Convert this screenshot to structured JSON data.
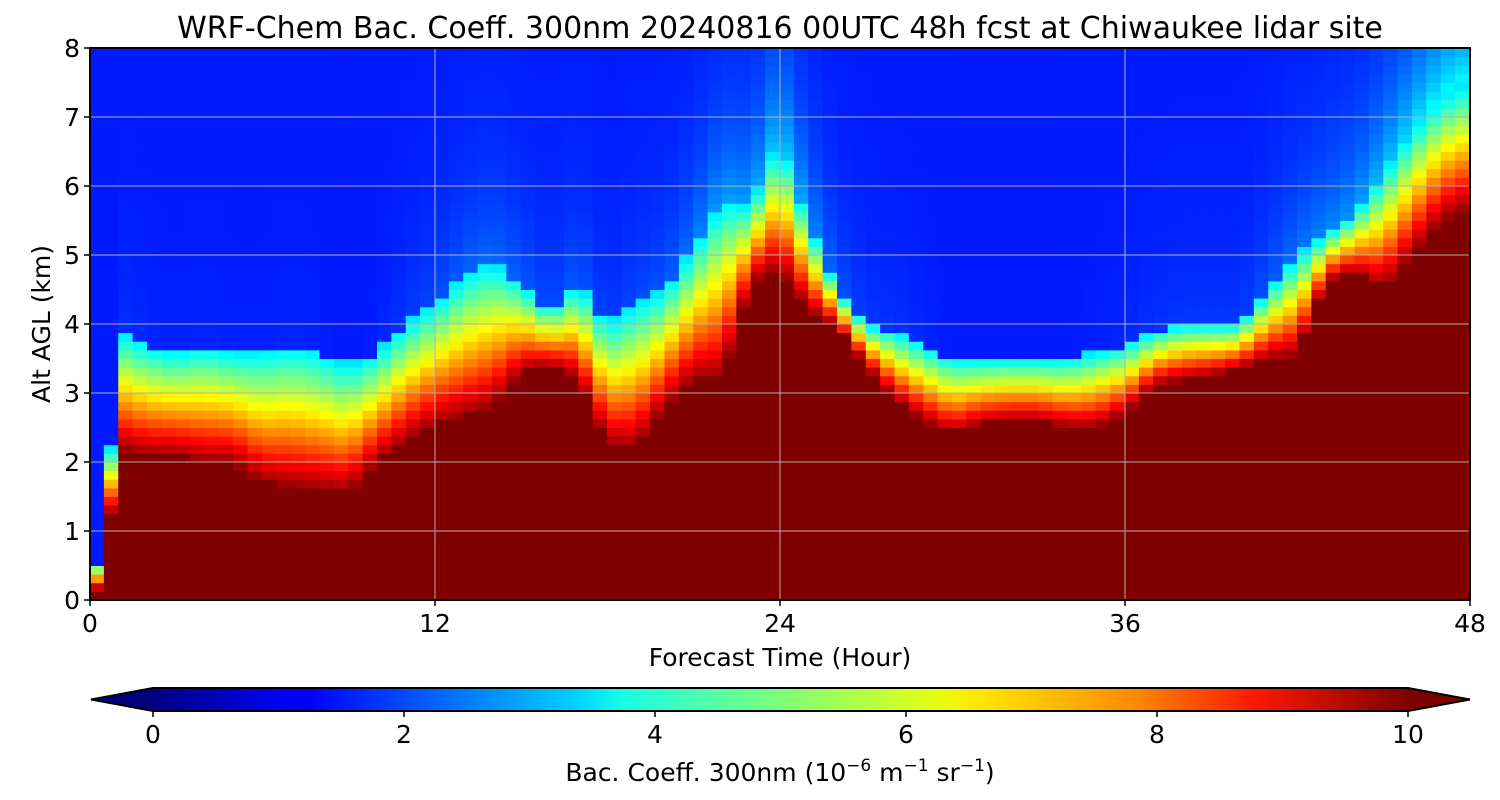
{
  "chart_data": {
    "type": "heatmap",
    "title": "WRF-Chem Bac. Coeff. 300nm  20240816 00UTC 48h fcst at Chiwaukee lidar site",
    "xlabel": "Forecast Time (Hour)",
    "ylabel": "Alt AGL (km)",
    "xlim": [
      0,
      48
    ],
    "ylim": [
      0,
      8
    ],
    "xticks": [
      "0",
      "12",
      "24",
      "36",
      "48"
    ],
    "yticks": [
      "0",
      "1",
      "2",
      "3",
      "4",
      "5",
      "6",
      "7",
      "8"
    ],
    "grid": true,
    "colorbar": {
      "label_main": "Bac. Coeff. 300nm  (10",
      "label_exp1": "−6",
      "label_mid": " m",
      "label_exp2": "−1",
      "label_mid2": " sr",
      "label_exp3": "−1",
      "label_end": ")",
      "min": 0,
      "max": 10,
      "ticks": [
        "0",
        "2",
        "4",
        "6",
        "8",
        "10"
      ],
      "extend": "both",
      "colormap": "jet"
    },
    "x_hours": [
      0,
      0.5,
      1,
      2,
      3,
      4,
      5,
      6,
      7,
      8,
      9,
      10,
      11,
      12,
      13,
      14,
      15,
      16,
      17,
      18,
      19,
      20,
      21,
      22,
      23,
      24,
      25,
      26,
      27,
      28,
      29,
      30,
      31,
      32,
      33,
      34,
      35,
      36,
      37,
      38,
      39,
      40,
      41,
      42,
      43,
      44,
      45,
      46,
      47,
      48
    ],
    "saturation_top_km": [
      0,
      0.3,
      2.2,
      2.1,
      2.1,
      2.0,
      2.0,
      1.7,
      1.65,
      1.6,
      1.55,
      2.0,
      2.3,
      2.55,
      2.65,
      2.8,
      3.3,
      3.4,
      3.2,
      2.25,
      2.2,
      2.8,
      3.2,
      3.2,
      4.6,
      4.8,
      4.2,
      3.95,
      3.4,
      2.9,
      2.6,
      2.4,
      2.55,
      2.6,
      2.6,
      2.5,
      2.5,
      2.7,
      3.1,
      3.2,
      3.25,
      3.35,
      3.5,
      3.55,
      4.6,
      4.75,
      4.5,
      5.0,
      5.5,
      5.7
    ],
    "aerosol_top_km": [
      0,
      0.5,
      3.9,
      3.7,
      3.6,
      3.7,
      3.6,
      3.6,
      3.7,
      3.6,
      3.4,
      3.6,
      4.0,
      4.3,
      4.7,
      4.9,
      4.6,
      4.2,
      4.6,
      4.0,
      4.3,
      4.5,
      5.1,
      5.8,
      5.7,
      6.7,
      5.5,
      4.5,
      4.0,
      3.9,
      3.7,
      3.5,
      3.5,
      3.5,
      3.5,
      3.5,
      3.6,
      3.7,
      3.9,
      4.0,
      4.0,
      4.0,
      4.5,
      5.0,
      5.3,
      5.6,
      6.2,
      6.8,
      7.3,
      7.5
    ],
    "surface_mean_value": 10,
    "free_troposphere_value": 1.5
  }
}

::::

PROBLEM DESCRIPTION: Pick out the lines that contain "Coeff" and copy them.

COMPLETE OUTPUT:
    "title": "WRF-Chem Bac. Coeff. 300nm  20240816 00UTC 48h fcst at Chiwaukee lidar site",
      "label_main": "Bac. Coeff. 300nm  (10",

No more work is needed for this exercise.